**WORK TO DO:** Go through the data below and gather each line containing "this".

Figure record extracts:
────

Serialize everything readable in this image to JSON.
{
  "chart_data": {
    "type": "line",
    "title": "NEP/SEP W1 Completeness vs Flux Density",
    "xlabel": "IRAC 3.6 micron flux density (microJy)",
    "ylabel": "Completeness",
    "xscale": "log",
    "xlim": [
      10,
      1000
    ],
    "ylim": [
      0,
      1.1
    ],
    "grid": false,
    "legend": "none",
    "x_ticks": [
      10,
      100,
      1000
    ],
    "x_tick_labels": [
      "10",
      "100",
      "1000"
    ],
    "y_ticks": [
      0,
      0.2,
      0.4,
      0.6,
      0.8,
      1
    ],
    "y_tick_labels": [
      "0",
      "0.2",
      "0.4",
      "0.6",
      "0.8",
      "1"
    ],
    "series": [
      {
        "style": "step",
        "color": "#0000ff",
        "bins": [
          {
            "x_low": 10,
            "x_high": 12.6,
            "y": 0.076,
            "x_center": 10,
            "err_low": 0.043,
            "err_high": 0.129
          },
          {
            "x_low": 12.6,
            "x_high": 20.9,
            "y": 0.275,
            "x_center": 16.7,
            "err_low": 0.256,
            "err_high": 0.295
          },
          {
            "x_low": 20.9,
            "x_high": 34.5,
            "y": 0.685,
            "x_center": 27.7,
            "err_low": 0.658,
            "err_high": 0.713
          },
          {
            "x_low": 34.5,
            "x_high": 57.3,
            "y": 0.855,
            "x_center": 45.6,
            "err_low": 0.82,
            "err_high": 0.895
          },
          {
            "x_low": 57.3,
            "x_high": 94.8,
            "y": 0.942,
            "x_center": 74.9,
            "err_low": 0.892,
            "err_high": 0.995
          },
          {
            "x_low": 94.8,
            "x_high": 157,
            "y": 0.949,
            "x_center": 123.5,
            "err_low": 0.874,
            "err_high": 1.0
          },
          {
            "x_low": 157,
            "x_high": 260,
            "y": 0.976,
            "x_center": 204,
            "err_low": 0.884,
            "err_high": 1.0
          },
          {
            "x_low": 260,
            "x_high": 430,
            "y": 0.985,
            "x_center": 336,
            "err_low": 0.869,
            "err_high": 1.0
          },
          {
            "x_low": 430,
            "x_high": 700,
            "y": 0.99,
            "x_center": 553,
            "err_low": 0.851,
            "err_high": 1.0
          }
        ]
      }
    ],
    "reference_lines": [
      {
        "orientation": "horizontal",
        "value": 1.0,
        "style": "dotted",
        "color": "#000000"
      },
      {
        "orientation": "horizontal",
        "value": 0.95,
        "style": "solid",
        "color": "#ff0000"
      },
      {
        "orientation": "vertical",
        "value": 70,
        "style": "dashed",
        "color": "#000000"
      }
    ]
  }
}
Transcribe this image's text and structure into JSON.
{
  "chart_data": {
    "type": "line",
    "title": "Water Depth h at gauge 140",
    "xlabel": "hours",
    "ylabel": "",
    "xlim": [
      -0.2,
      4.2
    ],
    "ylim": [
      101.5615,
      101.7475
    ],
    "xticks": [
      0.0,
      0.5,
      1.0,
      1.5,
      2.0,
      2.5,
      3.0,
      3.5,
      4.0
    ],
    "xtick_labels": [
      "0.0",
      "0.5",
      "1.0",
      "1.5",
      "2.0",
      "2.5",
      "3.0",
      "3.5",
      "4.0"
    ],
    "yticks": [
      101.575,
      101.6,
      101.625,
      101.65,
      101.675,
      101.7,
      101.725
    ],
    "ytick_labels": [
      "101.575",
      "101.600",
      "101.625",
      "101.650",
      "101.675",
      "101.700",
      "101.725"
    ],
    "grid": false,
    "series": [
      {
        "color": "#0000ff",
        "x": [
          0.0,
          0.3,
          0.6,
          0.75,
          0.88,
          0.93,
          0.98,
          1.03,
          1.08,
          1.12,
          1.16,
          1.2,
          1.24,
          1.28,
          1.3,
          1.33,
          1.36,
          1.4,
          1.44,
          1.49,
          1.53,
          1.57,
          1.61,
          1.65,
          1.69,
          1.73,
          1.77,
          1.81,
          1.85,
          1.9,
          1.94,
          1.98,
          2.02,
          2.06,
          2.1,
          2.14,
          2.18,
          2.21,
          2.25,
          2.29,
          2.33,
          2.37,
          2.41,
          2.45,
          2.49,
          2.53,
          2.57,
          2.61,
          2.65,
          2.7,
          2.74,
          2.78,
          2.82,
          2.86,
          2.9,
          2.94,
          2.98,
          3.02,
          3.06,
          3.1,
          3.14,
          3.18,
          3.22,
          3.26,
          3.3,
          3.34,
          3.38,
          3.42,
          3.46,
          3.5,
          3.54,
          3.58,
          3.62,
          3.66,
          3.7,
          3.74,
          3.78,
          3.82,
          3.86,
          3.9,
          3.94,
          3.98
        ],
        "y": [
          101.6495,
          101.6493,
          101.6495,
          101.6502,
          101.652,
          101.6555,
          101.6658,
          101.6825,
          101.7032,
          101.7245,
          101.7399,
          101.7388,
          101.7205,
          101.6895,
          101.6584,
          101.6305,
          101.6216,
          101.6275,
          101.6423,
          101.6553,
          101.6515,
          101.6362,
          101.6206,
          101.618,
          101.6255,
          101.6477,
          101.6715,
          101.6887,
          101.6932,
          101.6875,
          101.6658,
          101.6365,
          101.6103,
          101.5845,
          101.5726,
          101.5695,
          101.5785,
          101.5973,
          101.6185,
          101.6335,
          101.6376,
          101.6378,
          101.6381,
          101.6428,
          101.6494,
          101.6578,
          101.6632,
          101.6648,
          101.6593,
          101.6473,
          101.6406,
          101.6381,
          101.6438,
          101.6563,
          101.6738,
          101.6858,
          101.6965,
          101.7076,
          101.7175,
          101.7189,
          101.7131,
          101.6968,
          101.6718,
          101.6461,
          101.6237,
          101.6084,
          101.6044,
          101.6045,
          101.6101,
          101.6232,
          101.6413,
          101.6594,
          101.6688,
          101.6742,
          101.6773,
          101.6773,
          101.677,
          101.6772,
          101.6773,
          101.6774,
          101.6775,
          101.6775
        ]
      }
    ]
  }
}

────

**RESPONSE:**
Serialize everything readable in this image to JSON.
Transcribe this image's text and structure into JSON.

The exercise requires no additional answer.